### Task to complete:
Without the pictures, can you quote each line below exactly?

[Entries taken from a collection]
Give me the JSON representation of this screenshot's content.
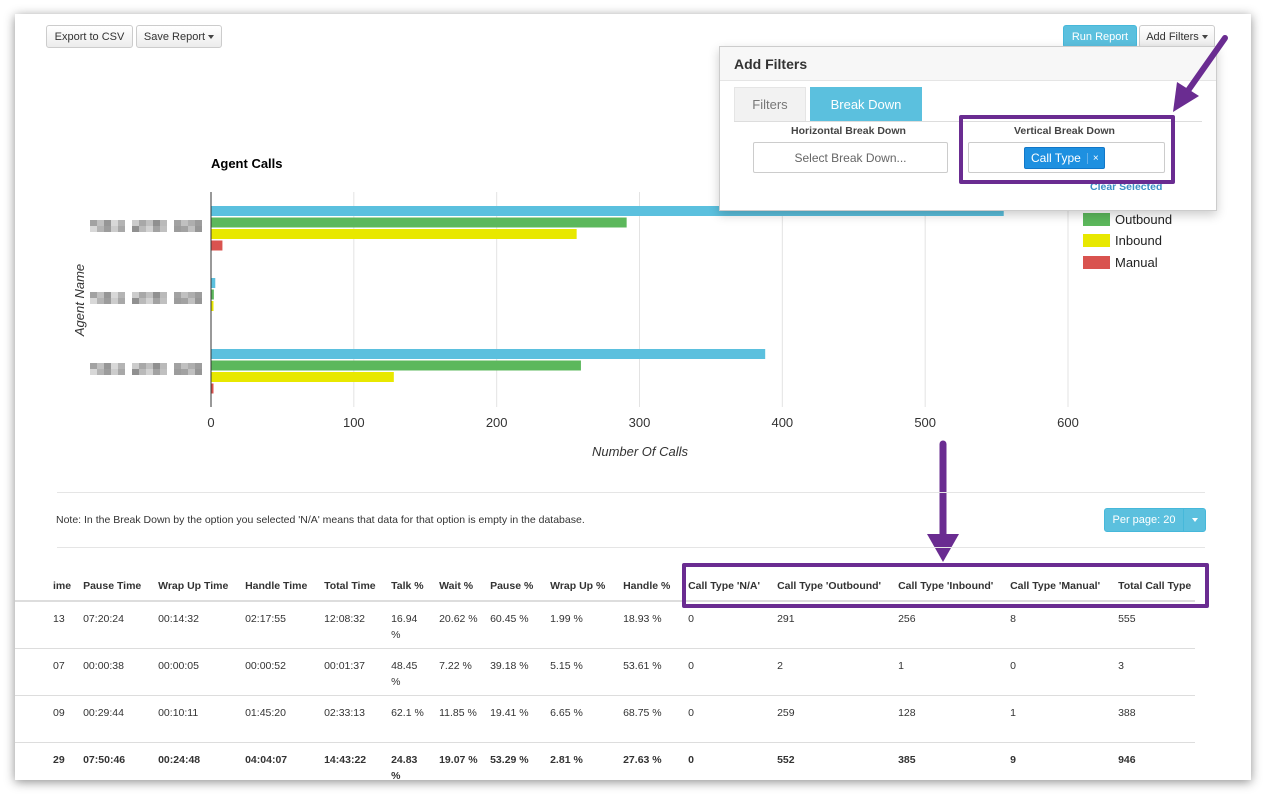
{
  "toolbar": {
    "export_csv": "Export to CSV",
    "save_report": "Save Report",
    "run_report": "Run Report",
    "add_filters": "Add Filters"
  },
  "filter_panel": {
    "title": "Add Filters",
    "tabs": [
      "Filters",
      "Break Down"
    ],
    "active_tab": "Break Down",
    "horizontal_label": "Horizontal Break Down",
    "horizontal_placeholder": "Select Break Down...",
    "vertical_label": "Vertical Break Down",
    "vertical_selected": "Call Type",
    "vertical_remove": "×",
    "clear_selected": "Clear Selected"
  },
  "chart_data": {
    "type": "bar",
    "orientation": "horizontal",
    "title": "Agent Calls",
    "xlabel": "Number Of Calls",
    "ylabel": "Agent Name",
    "xlim": [
      0,
      600
    ],
    "xticks": [
      "0",
      "100",
      "200",
      "300",
      "400",
      "500",
      "600"
    ],
    "grid": true,
    "legend_position": "right",
    "categories": [
      "(redacted agent 1)",
      "(redacted agent 2)",
      "(redacted agent 3)"
    ],
    "series": [
      {
        "name": "Total Call Type",
        "color": "#5bc0de",
        "values": [
          555,
          3,
          388
        ]
      },
      {
        "name": "Outbound",
        "color": "#5cb85c",
        "values": [
          291,
          2,
          259
        ]
      },
      {
        "name": "Inbound",
        "color": "#e8e800",
        "values": [
          256,
          1,
          128
        ]
      },
      {
        "name": "Manual",
        "color": "#d9534f",
        "values": [
          8,
          0,
          1
        ]
      }
    ],
    "legend": [
      {
        "name": "Outbound",
        "color": "#5cb85c"
      },
      {
        "name": "Inbound",
        "color": "#e8e800"
      },
      {
        "name": "Manual",
        "color": "#d9534f"
      }
    ]
  },
  "note": "Note: In the Break Down by the option you selected 'N/A' means that data for that option is empty in the database.",
  "per_page": "Per page: 20",
  "table": {
    "columns": [
      "ime",
      "Pause Time",
      "Wrap Up Time",
      "Handle Time",
      "Total Time",
      "Talk %",
      "Wait %",
      "Pause %",
      "Wrap Up %",
      "Handle %",
      "Call Type 'N/A'",
      "Call Type 'Outbound'",
      "Call Type 'Inbound'",
      "Call Type 'Manual'",
      "Total Call Type"
    ],
    "rows": [
      [
        "13",
        "07:20:24",
        "00:14:32",
        "02:17:55",
        "12:08:32",
        "16.94 %",
        "20.62 %",
        "60.45 %",
        "1.99 %",
        "18.93 %",
        "0",
        "291",
        "256",
        "8",
        "555"
      ],
      [
        "07",
        "00:00:38",
        "00:00:05",
        "00:00:52",
        "00:01:37",
        "48.45 %",
        "7.22 %",
        "39.18 %",
        "5.15 %",
        "53.61 %",
        "0",
        "2",
        "1",
        "0",
        "3"
      ],
      [
        "09",
        "00:29:44",
        "00:10:11",
        "01:45:20",
        "02:33:13",
        "62.1 %",
        "11.85 %",
        "19.41 %",
        "6.65 %",
        "68.75 %",
        "0",
        "259",
        "128",
        "1",
        "388"
      ]
    ],
    "total": [
      "29",
      "07:50:46",
      "00:24:48",
      "04:04:07",
      "14:43:22",
      "24.83 %",
      "19.07 %",
      "53.29 %",
      "2.81 %",
      "27.63 %",
      "0",
      "552",
      "385",
      "9",
      "946"
    ]
  },
  "annotation_color": "#6a2c91"
}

### Result below:
Give me the JSON representation of this screenshot's content.
{
  "toolbar": {
    "export_csv": "Export to CSV",
    "save_report": "Save Report",
    "run_report": "Run Report",
    "add_filters": "Add Filters"
  },
  "filter_panel": {
    "title": "Add Filters",
    "tabs": [
      "Filters",
      "Break Down"
    ],
    "active_tab": "Break Down",
    "horizontal_label": "Horizontal Break Down",
    "horizontal_placeholder": "Select Break Down...",
    "vertical_label": "Vertical Break Down",
    "vertical_selected": "Call Type",
    "vertical_remove": "×",
    "clear_selected": "Clear Selected"
  },
  "chart_data": {
    "type": "bar",
    "orientation": "horizontal",
    "title": "Agent Calls",
    "xlabel": "Number Of Calls",
    "ylabel": "Agent Name",
    "xlim": [
      0,
      600
    ],
    "xticks": [
      "0",
      "100",
      "200",
      "300",
      "400",
      "500",
      "600"
    ],
    "grid": true,
    "legend_position": "right",
    "categories": [
      "(redacted agent 1)",
      "(redacted agent 2)",
      "(redacted agent 3)"
    ],
    "series": [
      {
        "name": "Total Call Type",
        "color": "#5bc0de",
        "values": [
          555,
          3,
          388
        ]
      },
      {
        "name": "Outbound",
        "color": "#5cb85c",
        "values": [
          291,
          2,
          259
        ]
      },
      {
        "name": "Inbound",
        "color": "#e8e800",
        "values": [
          256,
          1,
          128
        ]
      },
      {
        "name": "Manual",
        "color": "#d9534f",
        "values": [
          8,
          0,
          1
        ]
      }
    ],
    "legend": [
      {
        "name": "Outbound",
        "color": "#5cb85c"
      },
      {
        "name": "Inbound",
        "color": "#e8e800"
      },
      {
        "name": "Manual",
        "color": "#d9534f"
      }
    ]
  },
  "note": "Note: In the Break Down by the option you selected 'N/A' means that data for that option is empty in the database.",
  "per_page": "Per page: 20",
  "table": {
    "columns": [
      "ime",
      "Pause Time",
      "Wrap Up Time",
      "Handle Time",
      "Total Time",
      "Talk %",
      "Wait %",
      "Pause %",
      "Wrap Up %",
      "Handle %",
      "Call Type 'N/A'",
      "Call Type 'Outbound'",
      "Call Type 'Inbound'",
      "Call Type 'Manual'",
      "Total Call Type"
    ],
    "rows": [
      [
        "13",
        "07:20:24",
        "00:14:32",
        "02:17:55",
        "12:08:32",
        "16.94 %",
        "20.62 %",
        "60.45 %",
        "1.99 %",
        "18.93 %",
        "0",
        "291",
        "256",
        "8",
        "555"
      ],
      [
        "07",
        "00:00:38",
        "00:00:05",
        "00:00:52",
        "00:01:37",
        "48.45 %",
        "7.22 %",
        "39.18 %",
        "5.15 %",
        "53.61 %",
        "0",
        "2",
        "1",
        "0",
        "3"
      ],
      [
        "09",
        "00:29:44",
        "00:10:11",
        "01:45:20",
        "02:33:13",
        "62.1 %",
        "11.85 %",
        "19.41 %",
        "6.65 %",
        "68.75 %",
        "0",
        "259",
        "128",
        "1",
        "388"
      ]
    ],
    "total": [
      "29",
      "07:50:46",
      "00:24:48",
      "04:04:07",
      "14:43:22",
      "24.83 %",
      "19.07 %",
      "53.29 %",
      "2.81 %",
      "27.63 %",
      "0",
      "552",
      "385",
      "9",
      "946"
    ]
  },
  "annotation_color": "#6a2c91"
}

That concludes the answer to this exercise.